— Saved entries —
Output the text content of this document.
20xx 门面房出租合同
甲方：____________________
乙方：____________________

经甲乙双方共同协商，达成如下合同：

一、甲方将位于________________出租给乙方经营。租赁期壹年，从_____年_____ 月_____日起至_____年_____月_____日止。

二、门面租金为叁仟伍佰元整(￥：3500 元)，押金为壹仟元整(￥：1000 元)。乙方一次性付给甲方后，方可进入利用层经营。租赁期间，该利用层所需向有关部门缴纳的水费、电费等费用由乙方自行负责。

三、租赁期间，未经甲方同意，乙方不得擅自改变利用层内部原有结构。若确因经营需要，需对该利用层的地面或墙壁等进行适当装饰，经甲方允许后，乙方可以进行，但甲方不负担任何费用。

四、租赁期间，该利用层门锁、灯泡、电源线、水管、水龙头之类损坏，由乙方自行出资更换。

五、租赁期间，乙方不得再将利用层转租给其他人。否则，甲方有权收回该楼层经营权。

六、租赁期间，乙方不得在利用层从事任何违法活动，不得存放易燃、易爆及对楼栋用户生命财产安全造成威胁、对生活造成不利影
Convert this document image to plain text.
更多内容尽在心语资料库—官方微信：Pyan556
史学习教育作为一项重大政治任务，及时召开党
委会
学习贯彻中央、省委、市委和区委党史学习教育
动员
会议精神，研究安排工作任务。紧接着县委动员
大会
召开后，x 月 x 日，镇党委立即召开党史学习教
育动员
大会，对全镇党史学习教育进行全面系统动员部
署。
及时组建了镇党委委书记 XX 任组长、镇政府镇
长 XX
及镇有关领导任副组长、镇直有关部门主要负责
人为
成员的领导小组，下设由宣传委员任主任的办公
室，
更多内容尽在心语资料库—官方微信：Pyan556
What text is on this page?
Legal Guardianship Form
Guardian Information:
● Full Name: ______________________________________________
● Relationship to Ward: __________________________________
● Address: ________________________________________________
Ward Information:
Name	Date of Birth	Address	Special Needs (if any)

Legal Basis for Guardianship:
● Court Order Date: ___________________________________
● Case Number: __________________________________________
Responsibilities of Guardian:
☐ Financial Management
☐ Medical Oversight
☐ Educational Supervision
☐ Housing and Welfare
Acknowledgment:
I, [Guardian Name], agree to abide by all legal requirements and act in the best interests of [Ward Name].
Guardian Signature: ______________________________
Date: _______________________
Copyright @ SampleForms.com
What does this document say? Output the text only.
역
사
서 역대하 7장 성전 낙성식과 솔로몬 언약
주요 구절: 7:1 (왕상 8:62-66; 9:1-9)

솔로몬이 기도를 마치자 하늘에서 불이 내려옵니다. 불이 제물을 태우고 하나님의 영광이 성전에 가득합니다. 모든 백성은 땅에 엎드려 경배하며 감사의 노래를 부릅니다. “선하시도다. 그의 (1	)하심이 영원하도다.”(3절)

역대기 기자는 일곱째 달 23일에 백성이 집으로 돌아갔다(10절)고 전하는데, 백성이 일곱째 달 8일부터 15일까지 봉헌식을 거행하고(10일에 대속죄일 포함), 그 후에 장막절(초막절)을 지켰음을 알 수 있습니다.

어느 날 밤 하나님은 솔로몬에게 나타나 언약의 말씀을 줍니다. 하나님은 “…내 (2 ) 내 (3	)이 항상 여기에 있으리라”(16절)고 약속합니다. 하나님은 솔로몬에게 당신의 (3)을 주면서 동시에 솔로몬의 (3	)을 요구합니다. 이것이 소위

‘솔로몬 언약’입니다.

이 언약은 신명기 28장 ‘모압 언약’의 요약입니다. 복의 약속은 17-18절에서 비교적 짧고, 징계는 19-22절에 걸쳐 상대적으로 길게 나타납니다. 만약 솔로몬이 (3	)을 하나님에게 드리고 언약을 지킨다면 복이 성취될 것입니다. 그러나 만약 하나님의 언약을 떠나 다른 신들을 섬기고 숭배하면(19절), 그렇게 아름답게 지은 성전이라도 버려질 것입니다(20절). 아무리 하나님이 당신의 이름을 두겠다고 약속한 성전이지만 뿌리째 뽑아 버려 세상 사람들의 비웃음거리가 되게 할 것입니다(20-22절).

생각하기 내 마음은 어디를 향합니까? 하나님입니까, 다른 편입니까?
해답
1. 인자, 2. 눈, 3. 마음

— INSTRUCTIONS FOR THE TASK —
Copy out the full material exactly as it appears.

— EXERCISE RESPONSE —
Output the text content of this document.
20xx 门面房出租合同
甲方：____________________
乙方：____________________

经甲乙双方共同协商，达成如下合同：

一、甲方将位于________________出租给乙方经营。租赁期壹年，从_____年_____ 月_____日起至_____年_____月_____日止。

二、门面租金为叁仟伍佰元整(￥：3500 元)，押金为壹仟元整(￥：1000 元)。乙方一次性付给甲方后，方可进入利用层经营。租赁期间，该利用层所需向有关部门缴纳的水费、电费等费用由乙方自行负责。

三、租赁期间，未经甲方同意，乙方不得擅自改变利用层内部原有结构。若确因经营需要，需对该利用层的地面或墙壁等进行适当装饰，经甲方允许后，乙方可以进行，但甲方不负担任何费用。

四、租赁期间，该利用层门锁、灯泡、电源线、水管、水龙头之类损坏，由乙方自行出资更换。

五、租赁期间，乙方不得再将利用层转租给其他人。否则，甲方有权收回该楼层经营权。

六、租赁期间，乙方不得在利用层从事任何违法活动，不得存放易燃、易爆及对楼栋用户生命财产安全造成威胁、对生活造成不利影
Convert this document image to plain text.
更多内容尽在心语资料库—官方微信：Pyan556
史学习教育作为一项重大政治任务，及时召开党
委会
学习贯彻中央、省委、市委和区委党史学习教育
动员
会议精神，研究安排工作任务。紧接着县委动员
大会
召开后，x 月 x 日，镇党委立即召开党史学习教
育动员
大会，对全镇党史学习教育进行全面系统动员部
署。
及时组建了镇党委委书记 XX 任组长、镇政府镇
长 XX
及镇有关领导任副组长、镇直有关部门主要负责
人为
成员的领导小组，下设由宣传委员任主任的办公
室，
更多内容尽在心语资料库—官方微信：Pyan556
What text is on this page?
Legal Guardianship Form
Guardian Information:
● Full Name: ______________________________________________
● Relationship to Ward: __________________________________
● Address: ________________________________________________
Ward Information:
Name	Date of Birth	Address	Special Needs (if any)

Legal Basis for Guardianship:
● Court Order Date: ___________________________________
● Case Number: __________________________________________
Responsibilities of Guardian:
☐ Financial Management
☐ Medical Oversight
☐ Educational Supervision
☐ Housing and Welfare
Acknowledgment:
I, [Guardian Name], agree to abide by all legal requirements and act in the best interests of [Ward Name].
Guardian Signature: ______________________________
Date: _______________________
Copyright @ SampleForms.com
What does this document say? Output the text only.
역
사
서 역대하 7장 성전 낙성식과 솔로몬 언약
주요 구절: 7:1 (왕상 8:62-66; 9:1-9)

솔로몬이 기도를 마치자 하늘에서 불이 내려옵니다. 불이 제물을 태우고 하나님의 영광이 성전에 가득합니다. 모든 백성은 땅에 엎드려 경배하며 감사의 노래를 부릅니다. “선하시도다. 그의 (1	)하심이 영원하도다.”(3절)

역대기 기자는 일곱째 달 23일에 백성이 집으로 돌아갔다(10절)고 전하는데, 백성이 일곱째 달 8일부터 15일까지 봉헌식을 거행하고(10일에 대속죄일 포함), 그 후에 장막절(초막절)을 지켰음을 알 수 있습니다.

어느 날 밤 하나님은 솔로몬에게 나타나 언약의 말씀을 줍니다. 하나님은 “…내 (2 ) 내 (3	)이 항상 여기에 있으리라”(16절)고 약속합니다. 하나님은 솔로몬에게 당신의 (3)을 주면서 동시에 솔로몬의 (3	)을 요구합니다. 이것이 소위

‘솔로몬 언약’입니다.

이 언약은 신명기 28장 ‘모압 언약’의 요약입니다. 복의 약속은 17-18절에서 비교적 짧고, 징계는 19-22절에 걸쳐 상대적으로 길게 나타납니다. 만약 솔로몬이 (3	)을 하나님에게 드리고 언약을 지킨다면 복이 성취될 것입니다. 그러나 만약 하나님의 언약을 떠나 다른 신들을 섬기고 숭배하면(19절), 그렇게 아름답게 지은 성전이라도 버려질 것입니다(20절). 아무리 하나님이 당신의 이름을 두겠다고 약속한 성전이지만 뿌리째 뽑아 버려 세상 사람들의 비웃음거리가 되게 할 것입니다(20-22절).

생각하기 내 마음은 어디를 향합니까? 하나님입니까, 다른 편입니까?
해답
1. 인자, 2. 눈, 3. 마음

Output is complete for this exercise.